Using the records below, copy out exactly the line that contains "Enumerate this screenshot's" and every line that follows it, up to and including the last, and no others.

** Start of Exercise input **

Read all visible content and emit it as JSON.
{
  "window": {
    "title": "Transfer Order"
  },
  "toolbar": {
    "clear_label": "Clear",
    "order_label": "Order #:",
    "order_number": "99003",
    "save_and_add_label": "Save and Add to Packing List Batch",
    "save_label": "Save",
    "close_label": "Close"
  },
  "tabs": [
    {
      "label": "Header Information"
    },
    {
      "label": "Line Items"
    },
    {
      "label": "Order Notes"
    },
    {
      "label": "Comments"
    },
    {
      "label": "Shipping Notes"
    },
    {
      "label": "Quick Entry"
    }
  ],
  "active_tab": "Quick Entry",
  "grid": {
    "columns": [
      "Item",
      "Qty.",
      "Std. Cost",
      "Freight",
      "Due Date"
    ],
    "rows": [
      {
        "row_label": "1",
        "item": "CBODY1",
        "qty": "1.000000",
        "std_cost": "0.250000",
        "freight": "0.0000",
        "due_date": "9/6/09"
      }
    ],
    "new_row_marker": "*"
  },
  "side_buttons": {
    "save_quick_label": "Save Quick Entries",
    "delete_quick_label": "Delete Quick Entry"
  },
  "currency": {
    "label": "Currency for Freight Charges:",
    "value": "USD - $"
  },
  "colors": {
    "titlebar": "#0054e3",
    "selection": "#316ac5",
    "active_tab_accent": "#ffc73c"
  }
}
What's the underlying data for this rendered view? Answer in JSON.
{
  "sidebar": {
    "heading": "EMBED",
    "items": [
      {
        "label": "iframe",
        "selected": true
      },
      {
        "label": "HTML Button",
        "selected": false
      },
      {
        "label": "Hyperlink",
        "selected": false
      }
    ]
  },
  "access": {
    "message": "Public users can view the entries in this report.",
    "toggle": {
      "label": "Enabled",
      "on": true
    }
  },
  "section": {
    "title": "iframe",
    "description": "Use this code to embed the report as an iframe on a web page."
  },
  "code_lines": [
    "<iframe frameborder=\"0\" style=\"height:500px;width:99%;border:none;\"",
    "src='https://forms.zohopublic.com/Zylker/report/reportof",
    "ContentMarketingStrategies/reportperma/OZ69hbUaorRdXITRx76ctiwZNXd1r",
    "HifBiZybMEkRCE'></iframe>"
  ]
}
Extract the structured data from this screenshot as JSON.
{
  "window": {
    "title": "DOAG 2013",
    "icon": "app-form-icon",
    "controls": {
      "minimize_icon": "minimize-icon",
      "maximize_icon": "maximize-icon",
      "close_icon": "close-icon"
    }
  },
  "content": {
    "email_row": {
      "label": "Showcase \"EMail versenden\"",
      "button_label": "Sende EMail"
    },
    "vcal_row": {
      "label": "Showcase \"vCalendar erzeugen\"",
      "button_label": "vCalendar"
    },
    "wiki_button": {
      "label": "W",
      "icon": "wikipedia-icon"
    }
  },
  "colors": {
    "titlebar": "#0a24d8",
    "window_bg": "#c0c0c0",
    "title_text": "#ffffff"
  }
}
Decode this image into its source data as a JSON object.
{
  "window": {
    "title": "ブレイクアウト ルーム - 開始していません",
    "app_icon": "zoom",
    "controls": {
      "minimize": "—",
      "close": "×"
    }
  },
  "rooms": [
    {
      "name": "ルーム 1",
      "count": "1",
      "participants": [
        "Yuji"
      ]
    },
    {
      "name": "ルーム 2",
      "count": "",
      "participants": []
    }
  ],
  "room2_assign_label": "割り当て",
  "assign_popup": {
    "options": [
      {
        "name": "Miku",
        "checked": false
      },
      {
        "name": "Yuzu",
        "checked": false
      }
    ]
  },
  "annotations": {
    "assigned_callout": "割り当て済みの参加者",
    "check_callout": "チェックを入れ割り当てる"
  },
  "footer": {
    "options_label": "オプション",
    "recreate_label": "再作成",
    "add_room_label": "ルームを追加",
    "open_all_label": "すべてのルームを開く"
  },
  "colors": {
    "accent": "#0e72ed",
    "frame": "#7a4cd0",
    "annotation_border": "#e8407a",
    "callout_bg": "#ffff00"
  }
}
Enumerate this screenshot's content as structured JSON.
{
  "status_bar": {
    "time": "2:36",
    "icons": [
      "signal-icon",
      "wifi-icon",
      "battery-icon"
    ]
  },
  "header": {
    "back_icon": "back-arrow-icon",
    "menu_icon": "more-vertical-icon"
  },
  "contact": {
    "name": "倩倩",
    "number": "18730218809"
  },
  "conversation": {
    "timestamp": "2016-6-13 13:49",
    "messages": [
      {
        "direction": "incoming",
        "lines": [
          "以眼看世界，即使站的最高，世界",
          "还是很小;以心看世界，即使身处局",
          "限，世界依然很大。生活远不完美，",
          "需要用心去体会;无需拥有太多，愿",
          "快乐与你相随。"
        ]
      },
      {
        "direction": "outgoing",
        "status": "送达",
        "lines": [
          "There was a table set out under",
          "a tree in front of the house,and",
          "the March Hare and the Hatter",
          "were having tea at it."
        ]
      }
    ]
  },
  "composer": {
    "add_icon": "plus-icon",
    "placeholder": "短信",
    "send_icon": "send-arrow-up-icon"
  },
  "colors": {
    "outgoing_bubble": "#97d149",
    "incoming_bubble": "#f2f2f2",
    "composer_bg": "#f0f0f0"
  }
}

** End of Exercise input **

:: Output of the exercise ::
Enumerate this screenshot's content as structured JSON.
{
  "status_bar": {
    "time": "2:36",
    "icons": [
      "signal-icon",
      "wifi-icon",
      "battery-icon"
    ]
  },
  "header": {
    "back_icon": "back-arrow-icon",
    "menu_icon": "more-vertical-icon"
  },
  "contact": {
    "name": "倩倩",
    "number": "18730218809"
  },
  "conversation": {
    "timestamp": "2016-6-13 13:49",
    "messages": [
      {
        "direction": "incoming",
        "lines": [
          "以眼看世界，即使站的最高，世界",
          "还是很小;以心看世界，即使身处局",
          "限，世界依然很大。生活远不完美，",
          "需要用心去体会;无需拥有太多，愿",
          "快乐与你相随。"
        ]
      },
      {
        "direction": "outgoing",
        "status": "送达",
        "lines": [
          "There was a table set out under",
          "a tree in front of the house,and",
          "the March Hare and the Hatter",
          "were having tea at it."
        ]
      }
    ]
  },
  "composer": {
    "add_icon": "plus-icon",
    "placeholder": "短信",
    "send_icon": "send-arrow-up-icon"
  },
  "colors": {
    "outgoing_bubble": "#97d149",
    "incoming_bubble": "#f2f2f2",
    "composer_bg": "#f0f0f0"
  }
}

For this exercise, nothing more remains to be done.